## Extracted entries

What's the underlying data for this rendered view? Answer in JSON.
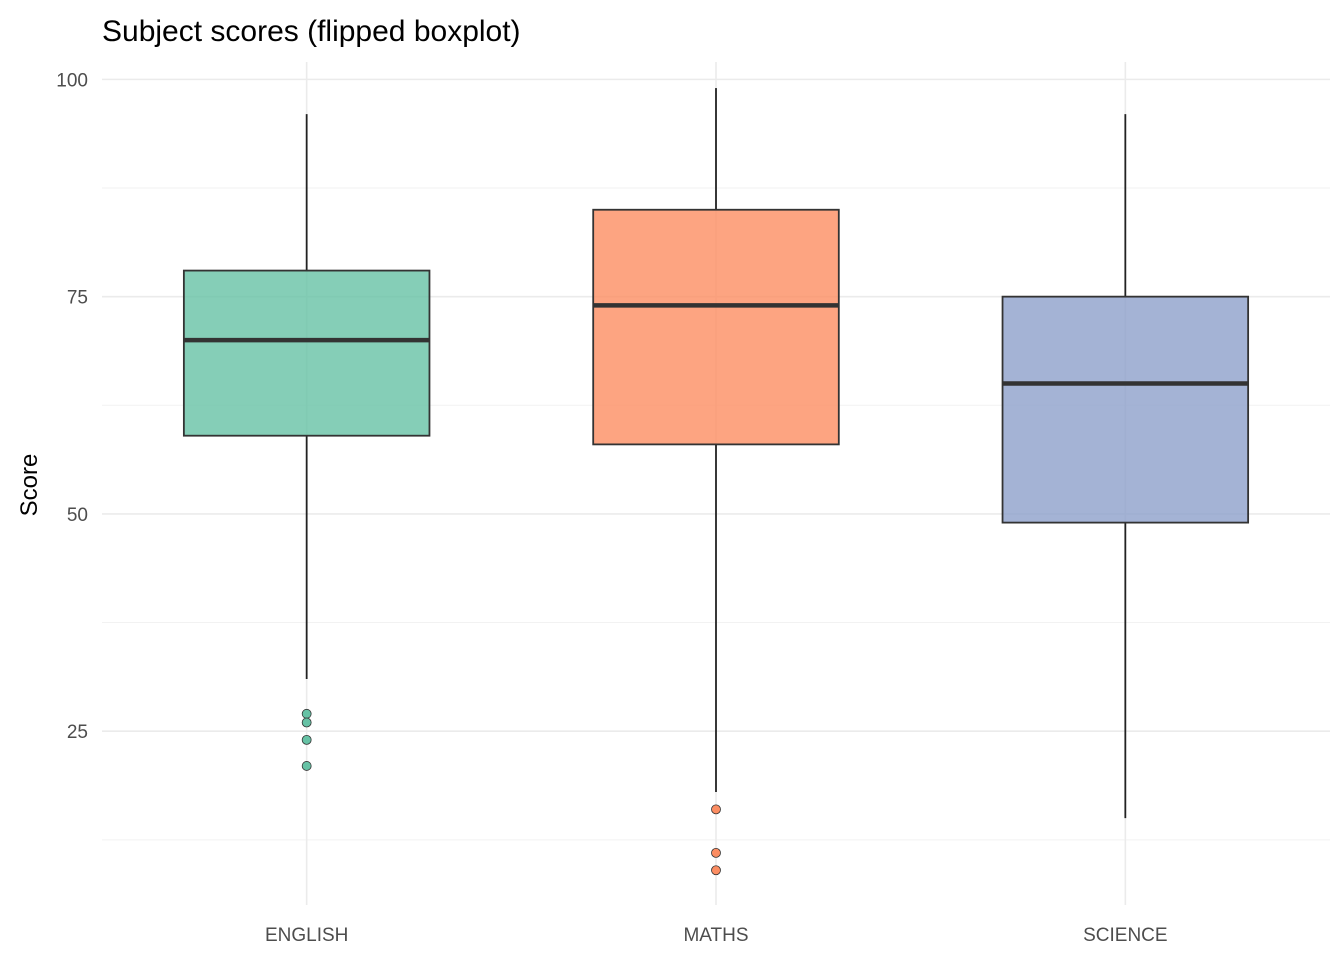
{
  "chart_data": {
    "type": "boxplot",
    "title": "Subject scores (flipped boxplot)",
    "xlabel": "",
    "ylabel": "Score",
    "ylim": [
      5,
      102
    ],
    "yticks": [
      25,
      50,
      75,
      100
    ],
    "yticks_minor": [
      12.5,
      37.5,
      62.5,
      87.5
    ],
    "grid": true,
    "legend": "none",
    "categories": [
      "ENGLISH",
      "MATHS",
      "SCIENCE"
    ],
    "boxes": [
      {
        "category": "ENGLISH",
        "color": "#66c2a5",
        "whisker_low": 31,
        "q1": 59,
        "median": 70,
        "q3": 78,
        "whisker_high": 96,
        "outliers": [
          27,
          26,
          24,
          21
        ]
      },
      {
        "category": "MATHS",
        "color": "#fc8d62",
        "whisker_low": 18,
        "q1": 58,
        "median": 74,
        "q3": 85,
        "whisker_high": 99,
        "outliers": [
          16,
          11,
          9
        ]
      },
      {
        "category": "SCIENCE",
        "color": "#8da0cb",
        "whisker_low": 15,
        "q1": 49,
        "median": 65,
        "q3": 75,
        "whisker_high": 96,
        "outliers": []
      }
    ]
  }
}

## Aim of the exercise
Return to the listing above and set it down exactly, leaving out its pictures.

## Exercise output
What's the underlying data for this rendered view? Answer in JSON.
{
  "chart_data": {
    "type": "boxplot",
    "title": "Subject scores (flipped boxplot)",
    "xlabel": "",
    "ylabel": "Score",
    "ylim": [
      5,
      102
    ],
    "yticks": [
      25,
      50,
      75,
      100
    ],
    "yticks_minor": [
      12.5,
      37.5,
      62.5,
      87.5
    ],
    "grid": true,
    "legend": "none",
    "categories": [
      "ENGLISH",
      "MATHS",
      "SCIENCE"
    ],
    "boxes": [
      {
        "category": "ENGLISH",
        "color": "#66c2a5",
        "whisker_low": 31,
        "q1": 59,
        "median": 70,
        "q3": 78,
        "whisker_high": 96,
        "outliers": [
          27,
          26,
          24,
          21
        ]
      },
      {
        "category": "MATHS",
        "color": "#fc8d62",
        "whisker_low": 18,
        "q1": 58,
        "median": 74,
        "q3": 85,
        "whisker_high": 99,
        "outliers": [
          16,
          11,
          9
        ]
      },
      {
        "category": "SCIENCE",
        "color": "#8da0cb",
        "whisker_low": 15,
        "q1": 49,
        "median": 65,
        "q3": 75,
        "whisker_high": 96,
        "outliers": []
      }
    ]
  }
}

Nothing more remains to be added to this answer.